◆ What to do ◆
Skip the pictures and extract all of the lines exactly as written.

(Dataset entries)
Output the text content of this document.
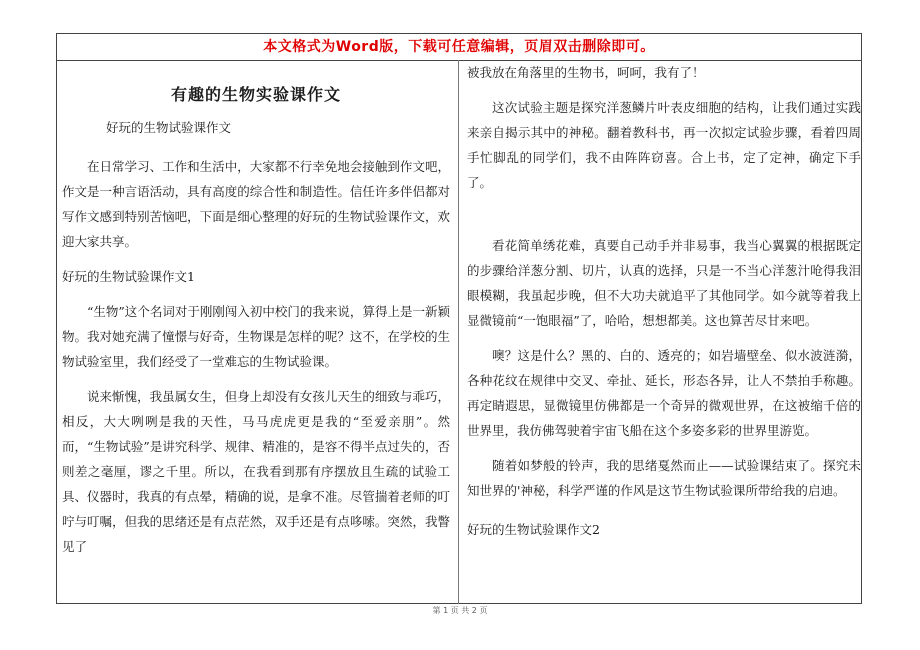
本文格式为Word版，下载可任意编辑，页眉双击删除即可。
有趣的生物实验课作文
好玩的生物试验课作文

在日常学习、工作和生活中，大家都不行幸免地会接触到作文吧，作文是一种言语活动，具有高度的综合性和制造性。信任许多伴侣都对写作文感到特别苦恼吧，下面是细心整理的好玩的生物试验课作文，欢迎大家共享。

好玩的生物试验课作文1

“生物”这个名词对于刚刚闯入初中校门的我来说，算得上是一新颖物。我对她充满了憧憬与好奇，生物课是怎样的呢？这不，在学校的生物试验室里，我们经受了一堂难忘的生物试验课。

说来惭愧，我虽属女生，但身上却没有女孩儿天生的细致与乖巧，相反，大大咧咧是我的天性，马马虎虎更是我的“至爱亲朋”。然而，“生物试验”是讲究科学、规律、精准的，是容不得半点过失的，否则差之毫厘，谬之千里。所以，在我看到那有序摆放且生疏的试验工具、仪器时，我真的有点晕，精确的说，是拿不准。尽管揣着老师的叮咛与叮嘱，但我的思绪还是有点茫然，双手还是有点哆嗦。突然，我瞥见了

被我放在角落里的生物书，呵呵，我有了！

这次试验主题是探究洋葱鳞片叶表皮细胞的结构，让我们通过实践来亲自揭示其中的神秘。翻着教科书，再一次拟定试验步骤，看着四周手忙脚乱的同学们，我不由阵阵窃喜。合上书，定了定神，确定下手了。

看花简单绣花难，真要自己动手并非易事，我当心翼翼的根据既定的步骤给洋葱分割、切片，认真的选择，只是一不当心洋葱汁呛得我泪眼模糊，我虽起步晚，但不大功夫就追平了其他同学。如今就等着我上显微镜前“一饱眼福”了，哈哈，想想都美。这也算苦尽甘来吧。

噢？这是什么？黑的、白的、透亮的；如岩墙壁垒、似水波涟漪，各种花纹在规律中交叉、牵扯、延长，形态各异，让人不禁拍手称趣。再定睛遐思，显微镜里仿佛都是一个奇异的微观世界，在这被缩千倍的世界里，我仿佛驾驶着宇宙飞船在这个多姿多彩的世界里游览。

随着如梦般的铃声，我的思绪戛然而止——试验课结束了。探究未知世界的'神秘，科学严谨的作风是这节生物试验课所带给我的启迪。

好玩的生物试验课作文2

第 1 页 共 2 页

◆ Answer below ◆
Output the text content of this document.
本文格式为Word版，下载可任意编辑，页眉双击删除即可。
有趣的生物实验课作文
好玩的生物试验课作文

在日常学习、工作和生活中，大家都不行幸免地会接触到作文吧，作文是一种言语活动，具有高度的综合性和制造性。信任许多伴侣都对写作文感到特别苦恼吧，下面是细心整理的好玩的生物试验课作文，欢迎大家共享。

好玩的生物试验课作文1

“生物”这个名词对于刚刚闯入初中校门的我来说，算得上是一新颖物。我对她充满了憧憬与好奇，生物课是怎样的呢？这不，在学校的生物试验室里，我们经受了一堂难忘的生物试验课。

说来惭愧，我虽属女生，但身上却没有女孩儿天生的细致与乖巧，相反，大大咧咧是我的天性，马马虎虎更是我的“至爱亲朋”。然而，“生物试验”是讲究科学、规律、精准的，是容不得半点过失的，否则差之毫厘，谬之千里。所以，在我看到那有序摆放且生疏的试验工具、仪器时，我真的有点晕，精确的说，是拿不准。尽管揣着老师的叮咛与叮嘱，但我的思绪还是有点茫然，双手还是有点哆嗦。突然，我瞥见了

被我放在角落里的生物书，呵呵，我有了！

这次试验主题是探究洋葱鳞片叶表皮细胞的结构，让我们通过实践来亲自揭示其中的神秘。翻着教科书，再一次拟定试验步骤，看着四周手忙脚乱的同学们，我不由阵阵窃喜。合上书，定了定神，确定下手了。

看花简单绣花难，真要自己动手并非易事，我当心翼翼的根据既定的步骤给洋葱分割、切片，认真的选择，只是一不当心洋葱汁呛得我泪眼模糊，我虽起步晚，但不大功夫就追平了其他同学。如今就等着我上显微镜前“一饱眼福”了，哈哈，想想都美。这也算苦尽甘来吧。

噢？这是什么？黑的、白的、透亮的；如岩墙壁垒、似水波涟漪，各种花纹在规律中交叉、牵扯、延长，形态各异，让人不禁拍手称趣。再定睛遐思，显微镜里仿佛都是一个奇异的微观世界，在这被缩千倍的世界里，我仿佛驾驶着宇宙飞船在这个多姿多彩的世界里游览。

随着如梦般的铃声，我的思绪戛然而止——试验课结束了。探究未知世界的'神秘，科学严谨的作风是这节生物试验课所带给我的启迪。

好玩的生物试验课作文2

第 1 页 共 2 页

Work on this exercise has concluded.